Reproduce the following lines verbatim.
*** DATASET EXCERPTS
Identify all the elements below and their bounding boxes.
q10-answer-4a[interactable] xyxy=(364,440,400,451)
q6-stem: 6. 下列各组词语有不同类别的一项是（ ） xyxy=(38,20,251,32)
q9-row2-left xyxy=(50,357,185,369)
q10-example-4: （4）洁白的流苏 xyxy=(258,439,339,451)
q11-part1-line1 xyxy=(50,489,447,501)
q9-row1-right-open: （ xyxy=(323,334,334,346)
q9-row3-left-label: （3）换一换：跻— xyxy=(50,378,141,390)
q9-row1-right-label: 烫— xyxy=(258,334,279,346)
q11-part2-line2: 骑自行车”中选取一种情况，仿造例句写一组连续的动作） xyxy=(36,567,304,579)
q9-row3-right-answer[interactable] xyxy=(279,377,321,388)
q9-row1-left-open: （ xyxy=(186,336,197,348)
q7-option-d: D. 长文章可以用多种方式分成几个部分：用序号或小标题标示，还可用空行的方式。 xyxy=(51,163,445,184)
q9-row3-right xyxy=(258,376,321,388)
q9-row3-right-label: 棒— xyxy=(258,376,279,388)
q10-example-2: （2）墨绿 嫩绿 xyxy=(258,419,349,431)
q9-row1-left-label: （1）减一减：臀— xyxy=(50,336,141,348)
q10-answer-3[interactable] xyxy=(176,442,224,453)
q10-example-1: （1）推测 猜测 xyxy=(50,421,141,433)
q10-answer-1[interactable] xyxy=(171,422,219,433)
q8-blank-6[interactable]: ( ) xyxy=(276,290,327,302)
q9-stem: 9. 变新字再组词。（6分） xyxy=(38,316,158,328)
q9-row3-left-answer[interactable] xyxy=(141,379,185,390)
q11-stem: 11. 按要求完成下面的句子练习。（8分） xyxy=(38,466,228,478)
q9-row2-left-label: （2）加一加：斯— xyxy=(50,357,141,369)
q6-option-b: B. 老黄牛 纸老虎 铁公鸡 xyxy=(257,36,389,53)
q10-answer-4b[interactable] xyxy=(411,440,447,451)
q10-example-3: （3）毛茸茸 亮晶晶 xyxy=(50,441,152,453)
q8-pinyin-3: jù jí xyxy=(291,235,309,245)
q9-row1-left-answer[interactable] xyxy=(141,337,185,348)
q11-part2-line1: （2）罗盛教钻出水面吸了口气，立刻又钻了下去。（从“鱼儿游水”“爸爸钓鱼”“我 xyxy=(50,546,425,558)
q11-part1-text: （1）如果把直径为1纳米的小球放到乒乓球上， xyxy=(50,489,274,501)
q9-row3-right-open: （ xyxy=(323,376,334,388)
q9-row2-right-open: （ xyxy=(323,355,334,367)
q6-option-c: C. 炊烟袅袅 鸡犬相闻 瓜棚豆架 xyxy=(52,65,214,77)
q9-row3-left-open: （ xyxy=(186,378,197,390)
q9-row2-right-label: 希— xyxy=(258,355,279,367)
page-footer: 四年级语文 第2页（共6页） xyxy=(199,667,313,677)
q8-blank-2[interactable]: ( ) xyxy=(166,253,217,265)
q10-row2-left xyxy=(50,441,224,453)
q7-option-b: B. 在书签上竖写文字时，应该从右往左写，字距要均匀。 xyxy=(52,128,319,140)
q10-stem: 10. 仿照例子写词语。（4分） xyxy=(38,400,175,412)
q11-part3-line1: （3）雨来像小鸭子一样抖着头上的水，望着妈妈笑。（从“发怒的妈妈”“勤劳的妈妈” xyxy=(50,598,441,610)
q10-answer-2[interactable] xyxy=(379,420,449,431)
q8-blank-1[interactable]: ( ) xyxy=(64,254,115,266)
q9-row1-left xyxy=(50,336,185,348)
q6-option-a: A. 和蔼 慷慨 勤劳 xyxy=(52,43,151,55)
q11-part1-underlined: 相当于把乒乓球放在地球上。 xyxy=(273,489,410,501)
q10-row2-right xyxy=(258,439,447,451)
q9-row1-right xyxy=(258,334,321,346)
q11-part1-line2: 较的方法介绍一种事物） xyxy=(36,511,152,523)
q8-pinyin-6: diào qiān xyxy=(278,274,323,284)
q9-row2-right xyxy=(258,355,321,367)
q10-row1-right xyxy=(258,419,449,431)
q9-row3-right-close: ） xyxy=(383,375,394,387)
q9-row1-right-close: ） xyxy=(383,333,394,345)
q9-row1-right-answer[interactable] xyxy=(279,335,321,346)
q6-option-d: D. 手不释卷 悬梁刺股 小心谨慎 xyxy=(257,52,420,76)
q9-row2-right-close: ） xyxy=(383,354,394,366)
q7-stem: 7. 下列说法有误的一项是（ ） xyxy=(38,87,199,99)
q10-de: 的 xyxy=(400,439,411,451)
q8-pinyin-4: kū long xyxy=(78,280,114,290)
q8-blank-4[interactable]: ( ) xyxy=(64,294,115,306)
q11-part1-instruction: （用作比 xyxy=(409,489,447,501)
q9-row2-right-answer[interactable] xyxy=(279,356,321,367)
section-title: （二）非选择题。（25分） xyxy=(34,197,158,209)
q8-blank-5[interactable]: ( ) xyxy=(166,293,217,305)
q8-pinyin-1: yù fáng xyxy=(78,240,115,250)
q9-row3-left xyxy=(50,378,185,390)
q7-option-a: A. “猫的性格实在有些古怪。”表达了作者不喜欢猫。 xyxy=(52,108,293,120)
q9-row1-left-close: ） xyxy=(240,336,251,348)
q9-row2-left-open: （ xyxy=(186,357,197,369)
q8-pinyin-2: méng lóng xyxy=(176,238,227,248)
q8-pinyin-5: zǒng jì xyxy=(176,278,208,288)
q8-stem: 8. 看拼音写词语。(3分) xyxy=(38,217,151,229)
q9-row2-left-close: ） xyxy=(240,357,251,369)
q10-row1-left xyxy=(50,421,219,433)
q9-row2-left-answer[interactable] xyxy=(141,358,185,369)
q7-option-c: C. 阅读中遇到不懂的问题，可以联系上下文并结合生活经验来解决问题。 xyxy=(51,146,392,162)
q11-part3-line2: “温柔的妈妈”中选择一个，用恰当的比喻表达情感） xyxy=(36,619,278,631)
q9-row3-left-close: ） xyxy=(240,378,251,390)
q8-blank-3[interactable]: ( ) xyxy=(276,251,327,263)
******
• [PROBLEM SOLUTION]:
Identify all the elements below and their bounding boxes.
q10-answer-4a[interactable] xyxy=(364,440,400,451)
q6-stem: 6. 下列各组词语有不同类别的一项是（ ） xyxy=(38,20,251,32)
q9-row2-left xyxy=(50,357,185,369)
q10-example-4: （4）洁白的流苏 xyxy=(258,439,339,451)
q11-part1-line1 xyxy=(50,489,447,501)
q9-row1-right-open: （ xyxy=(323,334,334,346)
q9-row3-left-label: （3）换一换：跻— xyxy=(50,378,141,390)
q9-row1-right-label: 烫— xyxy=(258,334,279,346)
q11-part2-line2: 骑自行车”中选取一种情况，仿造例句写一组连续的动作） xyxy=(36,567,304,579)
q9-row3-right-answer[interactable] xyxy=(279,377,321,388)
q9-row1-left-open: （ xyxy=(186,336,197,348)
q7-option-d: D. 长文章可以用多种方式分成几个部分：用序号或小标题标示，还可用空行的方式。 xyxy=(51,163,445,184)
q9-row3-right xyxy=(258,376,321,388)
q9-row3-right-label: 棒— xyxy=(258,376,279,388)
q10-example-2: （2）墨绿 嫩绿 xyxy=(258,419,349,431)
q9-row1-left-label: （1）减一减：臀— xyxy=(50,336,141,348)
q10-answer-3[interactable] xyxy=(176,442,224,453)
q10-example-1: （1）推测 猜测 xyxy=(50,421,141,433)
q10-answer-1[interactable] xyxy=(171,422,219,433)
q8-blank-6[interactable]: ( ) xyxy=(276,290,327,302)
q9-stem: 9. 变新字再组词。（6分） xyxy=(38,316,158,328)
q9-row3-left-answer[interactable] xyxy=(141,379,185,390)
q11-stem: 11. 按要求完成下面的句子练习。（8分） xyxy=(38,466,228,478)
q9-row2-left-label: （2）加一加：斯— xyxy=(50,357,141,369)
q6-option-b: B. 老黄牛 纸老虎 铁公鸡 xyxy=(257,36,389,53)
q10-answer-4b[interactable] xyxy=(411,440,447,451)
q10-example-3: （3）毛茸茸 亮晶晶 xyxy=(50,441,152,453)
q8-pinyin-3: jù jí xyxy=(291,235,309,245)
q9-row1-left-answer[interactable] xyxy=(141,337,185,348)
q11-part2-line1: （2）罗盛教钻出水面吸了口气，立刻又钻了下去。（从“鱼儿游水”“爸爸钓鱼”“我 xyxy=(50,546,425,558)
q11-part1-text: （1）如果把直径为1纳米的小球放到乒乓球上， xyxy=(50,489,274,501)
q9-row3-right-open: （ xyxy=(323,376,334,388)
q9-row2-right-open: （ xyxy=(323,355,334,367)
q6-option-c: C. 炊烟袅袅 鸡犬相闻 瓜棚豆架 xyxy=(52,65,214,77)
q9-row3-left-open: （ xyxy=(186,378,197,390)
q9-row2-right-label: 希— xyxy=(258,355,279,367)
page-footer: 四年级语文 第2页（共6页） xyxy=(199,667,313,677)
q8-blank-2[interactable]: ( ) xyxy=(166,253,217,265)
q10-row2-left xyxy=(50,441,224,453)
q7-option-b: B. 在书签上竖写文字时，应该从右往左写，字距要均匀。 xyxy=(52,128,319,140)
q10-stem: 10. 仿照例子写词语。（4分） xyxy=(38,400,175,412)
q11-part3-line1: （3）雨来像小鸭子一样抖着头上的水，望着妈妈笑。（从“发怒的妈妈”“勤劳的妈妈” xyxy=(50,598,441,610)
q10-answer-2[interactable] xyxy=(379,420,449,431)
q8-blank-1[interactable]: ( ) xyxy=(64,254,115,266)
q9-row1-left xyxy=(50,336,185,348)
q6-option-a: A. 和蔼 慷慨 勤劳 xyxy=(52,43,151,55)
q11-part1-underlined: 相当于把乒乓球放在地球上。 xyxy=(273,489,410,501)
q10-row2-right xyxy=(258,439,447,451)
q9-row1-right xyxy=(258,334,321,346)
q11-part1-line2: 较的方法介绍一种事物） xyxy=(36,511,152,523)
q8-pinyin-6: diào qiān xyxy=(278,274,323,284)
q9-row2-right xyxy=(258,355,321,367)
q10-row1-right xyxy=(258,419,449,431)
q9-row3-right-close: ） xyxy=(383,375,394,387)
q9-row1-right-close: ） xyxy=(383,333,394,345)
q9-row1-right-answer[interactable] xyxy=(279,335,321,346)
q6-option-d: D. 手不释卷 悬梁刺股 小心谨慎 xyxy=(257,52,420,76)
q9-row2-right-close: ） xyxy=(383,354,394,366)
q7-stem: 7. 下列说法有误的一项是（ ） xyxy=(38,87,199,99)
q10-de: 的 xyxy=(400,439,411,451)
q8-pinyin-4: kū long xyxy=(78,280,114,290)
q8-blank-4[interactable]: ( ) xyxy=(64,294,115,306)
q11-part1-instruction: （用作比 xyxy=(409,489,447,501)
q9-row2-right-answer[interactable] xyxy=(279,356,321,367)
section-title: （二）非选择题。（25分） xyxy=(34,197,158,209)
q8-blank-5[interactable]: ( ) xyxy=(166,293,217,305)
q8-pinyin-1: yù fáng xyxy=(78,240,115,250)
q9-row3-left xyxy=(50,378,185,390)
q7-option-a: A. “猫的性格实在有些古怪。”表达了作者不喜欢猫。 xyxy=(52,108,293,120)
q9-row1-left-close: ） xyxy=(240,336,251,348)
q9-row2-left-open: （ xyxy=(186,357,197,369)
q8-pinyin-2: méng lóng xyxy=(176,238,227,248)
q8-pinyin-5: zǒng jì xyxy=(176,278,208,288)
q8-stem: 8. 看拼音写词语。(3分) xyxy=(38,217,151,229)
q9-row2-left-close: ） xyxy=(240,357,251,369)
q10-row1-left xyxy=(50,421,219,433)
q9-row2-left-answer[interactable] xyxy=(141,358,185,369)
q7-option-c: C. 阅读中遇到不懂的问题，可以联系上下文并结合生活经验来解决问题。 xyxy=(51,146,392,162)
q11-part3-line2: “温柔的妈妈”中选择一个，用恰当的比喻表达情感） xyxy=(36,619,278,631)
q9-row3-left-close: ） xyxy=(240,378,251,390)
q8-blank-3[interactable]: ( ) xyxy=(276,251,327,263)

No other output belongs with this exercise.